§ AUFGABE 1: Welches Fach wurde laut dem Ausgangstext in Bamberg studiert?
§ AUFGABE 2: Fass den Absatz im Ausgangstext, der mit „Aufgewachsen bin ich“ beginnt, als kurze Liste zusammen.
§ AUFGABE 3: Schreib aus dem Ausgangstext die Stelle von „Aufgewachsen bin ich“ bis „Vertretungszeit umbenannt worden.“ wortgetreu ab.

Aufgewachsen bin ich im Norden Deutschlands, habe dann aber in Bamberg Wirtschaftspädagogik studiert. Nach dem Studium hat mir mein Doktorvater eine Promotion angeboten, bei der es um Langeweile in kaufmännischen Unterrichtsprozessen ging. Nach der Promotion hatte ich bis 2017 eine Juniorprofessur für Wirtschaftspädagogik in Frankfurt inne und habe anschließend die Vertretung des Lehrstuhls hier in Hohenheim übernommen.

2017 hieß das Fachgebiet noch anders?

Ja, das jetzige Fachgebiet „Wirtschaftspädagogik, insbesondere Lehr- und Lernprozesse“ hieß noch „Wirtschaftspädagogik, insbesondere Pädagogik und Didaktik“. Es ist während meiner Vertretungszeit umbenannt worden.

§ GEZEIGTES MATERIAL:
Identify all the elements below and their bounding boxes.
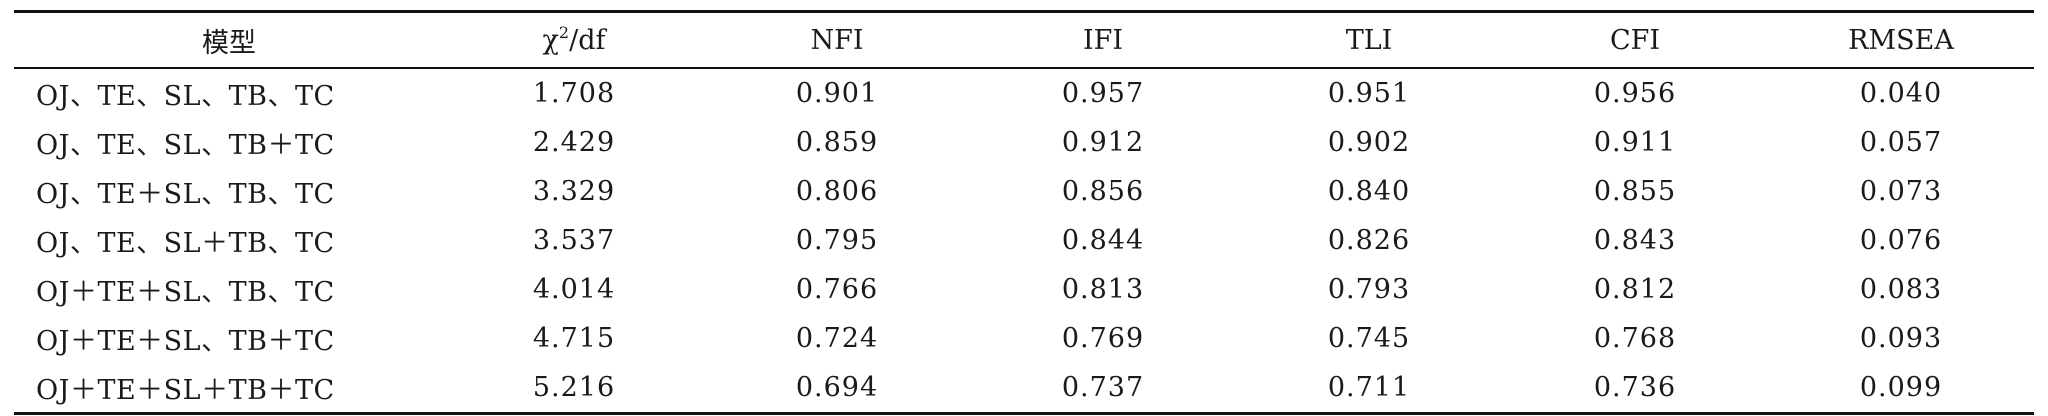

--

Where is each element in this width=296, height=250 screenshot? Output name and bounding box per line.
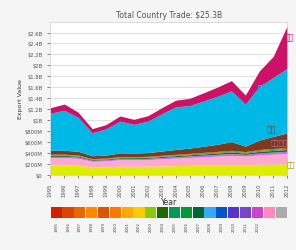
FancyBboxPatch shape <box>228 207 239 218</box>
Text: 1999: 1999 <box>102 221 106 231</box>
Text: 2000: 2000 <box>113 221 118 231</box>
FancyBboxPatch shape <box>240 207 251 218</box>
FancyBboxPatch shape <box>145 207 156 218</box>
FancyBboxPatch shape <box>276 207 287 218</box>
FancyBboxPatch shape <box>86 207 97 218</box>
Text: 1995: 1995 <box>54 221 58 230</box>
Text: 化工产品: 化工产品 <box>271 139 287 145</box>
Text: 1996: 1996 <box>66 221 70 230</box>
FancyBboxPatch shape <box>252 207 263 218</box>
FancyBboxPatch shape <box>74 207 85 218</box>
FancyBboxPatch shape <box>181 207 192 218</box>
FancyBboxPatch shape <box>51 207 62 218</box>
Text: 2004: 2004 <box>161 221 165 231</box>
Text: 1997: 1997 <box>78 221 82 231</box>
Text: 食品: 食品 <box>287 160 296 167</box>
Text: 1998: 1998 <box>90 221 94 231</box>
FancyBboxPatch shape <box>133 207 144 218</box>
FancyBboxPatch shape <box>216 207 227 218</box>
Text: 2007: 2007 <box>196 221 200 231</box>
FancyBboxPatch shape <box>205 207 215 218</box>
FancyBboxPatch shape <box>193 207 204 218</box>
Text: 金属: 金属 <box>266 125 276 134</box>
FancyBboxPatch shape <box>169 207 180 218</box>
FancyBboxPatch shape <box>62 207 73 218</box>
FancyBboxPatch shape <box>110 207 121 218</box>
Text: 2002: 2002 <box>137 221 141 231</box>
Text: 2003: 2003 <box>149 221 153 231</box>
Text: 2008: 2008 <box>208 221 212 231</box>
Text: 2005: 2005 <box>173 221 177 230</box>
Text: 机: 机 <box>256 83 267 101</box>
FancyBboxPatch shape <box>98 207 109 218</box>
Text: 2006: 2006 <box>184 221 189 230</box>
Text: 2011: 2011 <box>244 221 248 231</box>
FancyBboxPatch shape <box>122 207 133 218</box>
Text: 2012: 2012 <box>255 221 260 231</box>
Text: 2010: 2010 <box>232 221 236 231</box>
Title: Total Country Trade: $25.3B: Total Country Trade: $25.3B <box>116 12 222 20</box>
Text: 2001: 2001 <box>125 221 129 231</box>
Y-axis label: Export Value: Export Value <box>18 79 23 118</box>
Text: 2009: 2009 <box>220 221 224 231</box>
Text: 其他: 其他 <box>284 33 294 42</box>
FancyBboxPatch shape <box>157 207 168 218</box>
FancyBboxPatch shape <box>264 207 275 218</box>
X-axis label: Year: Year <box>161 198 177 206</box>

§ RICHTIGE ANTWORT 1: Wirtschaftspädagogik.

§ RICHTIGE ANTWORT 2:
- Aufgewachsen im Norden Deutschlands
- Studium der Wirtschaftspädagogik in Bamberg
- Promotion, vom Doktorvater angeboten, über Langeweile in kaufmännischen Unterrichtsprozessen
- Bis 2017 Juniorprofessur für Wirtschaftspädagogik in Frankfurt
- Danach Vertretung des Lehrstuhls in Hohenheim

§ RICHTIGE ANTWORT 3:
Aufgewachsen bin ich im Norden Deutschlands, habe dann aber in Bamberg Wirtschaftspädagogik studiert. Nach dem Studium hat mir mein Doktorvater eine Promotion angeboten, bei der es um Langeweile in kaufmännischen Unterrichtsprozessen ging. Nach der Promotion hatte ich bis 2017 eine Juniorprofessur für Wirtschaftspädagogik in Frankfurt inne und habe anschließend die Vertretung des Lehrstuhls hier in Hohenheim übernommen.

2017 hieß das Fachgebiet noch anders?

Ja, das jetzige Fachgebiet „Wirtschaftspädagogik, insbesondere Lehr- und Lernprozesse“ hieß noch „Wirtschaftspädagogik, insbesondere Pädagogik und Didaktik“. Es ist während meiner Vertretungszeit umbenannt worden.